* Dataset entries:

----

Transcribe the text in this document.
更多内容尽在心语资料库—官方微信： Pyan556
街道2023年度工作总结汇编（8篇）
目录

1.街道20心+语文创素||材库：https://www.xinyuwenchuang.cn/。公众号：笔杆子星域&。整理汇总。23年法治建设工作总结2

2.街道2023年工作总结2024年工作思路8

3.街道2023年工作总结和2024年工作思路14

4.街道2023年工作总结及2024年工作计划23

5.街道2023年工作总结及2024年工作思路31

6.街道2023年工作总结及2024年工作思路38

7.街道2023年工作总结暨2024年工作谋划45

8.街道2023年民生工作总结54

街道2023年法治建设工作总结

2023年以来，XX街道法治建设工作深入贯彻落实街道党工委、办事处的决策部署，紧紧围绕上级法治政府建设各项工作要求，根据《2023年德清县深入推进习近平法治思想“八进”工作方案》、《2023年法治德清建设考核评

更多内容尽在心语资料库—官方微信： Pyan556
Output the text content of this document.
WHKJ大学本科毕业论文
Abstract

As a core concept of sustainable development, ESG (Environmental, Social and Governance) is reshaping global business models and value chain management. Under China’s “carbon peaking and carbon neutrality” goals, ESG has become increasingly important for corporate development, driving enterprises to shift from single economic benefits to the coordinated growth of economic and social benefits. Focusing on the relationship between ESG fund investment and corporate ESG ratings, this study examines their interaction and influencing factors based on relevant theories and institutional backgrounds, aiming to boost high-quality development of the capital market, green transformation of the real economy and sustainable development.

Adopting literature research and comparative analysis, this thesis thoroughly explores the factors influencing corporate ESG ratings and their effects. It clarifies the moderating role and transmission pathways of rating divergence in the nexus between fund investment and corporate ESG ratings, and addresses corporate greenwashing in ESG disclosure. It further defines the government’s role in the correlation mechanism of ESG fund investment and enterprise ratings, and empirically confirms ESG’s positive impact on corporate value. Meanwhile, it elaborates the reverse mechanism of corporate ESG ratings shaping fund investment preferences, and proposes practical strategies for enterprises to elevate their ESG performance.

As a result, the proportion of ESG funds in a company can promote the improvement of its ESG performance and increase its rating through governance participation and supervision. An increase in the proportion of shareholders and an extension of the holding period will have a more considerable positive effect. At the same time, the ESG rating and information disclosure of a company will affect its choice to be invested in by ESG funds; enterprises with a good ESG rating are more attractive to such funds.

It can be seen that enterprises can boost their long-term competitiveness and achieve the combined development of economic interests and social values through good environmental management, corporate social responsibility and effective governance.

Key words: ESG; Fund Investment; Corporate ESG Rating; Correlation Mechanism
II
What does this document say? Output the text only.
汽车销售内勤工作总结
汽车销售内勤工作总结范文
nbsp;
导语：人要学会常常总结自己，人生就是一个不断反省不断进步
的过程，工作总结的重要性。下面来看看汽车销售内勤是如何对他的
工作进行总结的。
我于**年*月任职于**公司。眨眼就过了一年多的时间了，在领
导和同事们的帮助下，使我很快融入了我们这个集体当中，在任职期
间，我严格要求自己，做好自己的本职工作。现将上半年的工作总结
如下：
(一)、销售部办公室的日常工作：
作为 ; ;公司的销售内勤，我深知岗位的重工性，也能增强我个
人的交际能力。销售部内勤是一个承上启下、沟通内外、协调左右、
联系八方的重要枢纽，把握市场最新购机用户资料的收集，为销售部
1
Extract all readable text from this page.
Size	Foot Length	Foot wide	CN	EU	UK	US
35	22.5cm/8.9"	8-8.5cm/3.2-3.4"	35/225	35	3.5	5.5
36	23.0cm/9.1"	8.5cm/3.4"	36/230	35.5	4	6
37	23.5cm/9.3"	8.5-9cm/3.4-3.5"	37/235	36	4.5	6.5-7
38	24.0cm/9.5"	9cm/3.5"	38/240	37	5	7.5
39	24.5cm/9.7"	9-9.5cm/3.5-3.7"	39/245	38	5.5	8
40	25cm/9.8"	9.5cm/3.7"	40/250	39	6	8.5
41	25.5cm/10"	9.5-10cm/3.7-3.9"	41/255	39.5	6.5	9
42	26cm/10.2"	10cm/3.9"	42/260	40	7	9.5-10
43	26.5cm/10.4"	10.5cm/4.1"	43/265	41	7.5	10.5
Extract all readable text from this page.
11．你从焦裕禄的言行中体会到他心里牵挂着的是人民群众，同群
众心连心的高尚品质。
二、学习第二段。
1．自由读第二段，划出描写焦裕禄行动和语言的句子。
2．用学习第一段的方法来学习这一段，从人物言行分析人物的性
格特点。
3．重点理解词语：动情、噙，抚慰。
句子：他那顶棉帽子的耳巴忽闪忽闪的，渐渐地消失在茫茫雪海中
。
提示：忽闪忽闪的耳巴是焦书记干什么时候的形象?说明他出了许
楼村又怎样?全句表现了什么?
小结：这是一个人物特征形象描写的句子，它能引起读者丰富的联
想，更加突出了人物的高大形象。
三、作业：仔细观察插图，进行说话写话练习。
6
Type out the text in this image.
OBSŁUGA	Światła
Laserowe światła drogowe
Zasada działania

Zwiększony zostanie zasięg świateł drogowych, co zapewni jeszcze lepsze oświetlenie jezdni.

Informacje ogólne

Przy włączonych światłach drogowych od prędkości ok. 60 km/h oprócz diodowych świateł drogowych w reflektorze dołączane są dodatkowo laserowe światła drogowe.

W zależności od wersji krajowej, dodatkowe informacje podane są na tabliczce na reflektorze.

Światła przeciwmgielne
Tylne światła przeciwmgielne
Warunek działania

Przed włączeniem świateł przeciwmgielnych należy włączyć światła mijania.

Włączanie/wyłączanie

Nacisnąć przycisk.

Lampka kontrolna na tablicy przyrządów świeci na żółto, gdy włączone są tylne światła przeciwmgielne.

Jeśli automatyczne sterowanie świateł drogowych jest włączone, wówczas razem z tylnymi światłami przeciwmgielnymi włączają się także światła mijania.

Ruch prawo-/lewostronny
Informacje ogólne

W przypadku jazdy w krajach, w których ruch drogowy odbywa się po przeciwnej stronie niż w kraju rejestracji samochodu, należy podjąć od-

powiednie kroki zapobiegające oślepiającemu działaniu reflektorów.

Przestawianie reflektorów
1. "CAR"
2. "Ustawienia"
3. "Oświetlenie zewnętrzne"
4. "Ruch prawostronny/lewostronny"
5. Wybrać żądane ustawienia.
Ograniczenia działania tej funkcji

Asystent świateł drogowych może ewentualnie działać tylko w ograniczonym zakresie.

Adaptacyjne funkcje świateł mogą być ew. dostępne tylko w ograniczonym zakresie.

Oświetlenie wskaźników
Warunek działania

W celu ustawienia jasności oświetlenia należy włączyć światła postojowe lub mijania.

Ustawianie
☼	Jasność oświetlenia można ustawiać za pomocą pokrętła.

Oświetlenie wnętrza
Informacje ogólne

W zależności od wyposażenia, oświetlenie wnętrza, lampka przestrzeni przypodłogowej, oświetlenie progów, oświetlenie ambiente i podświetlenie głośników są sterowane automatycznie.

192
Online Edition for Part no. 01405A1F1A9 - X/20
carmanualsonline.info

----

* Work required: Write down the number of lines where the word "drogowych" appears, and nothing further.

* Full solution: 4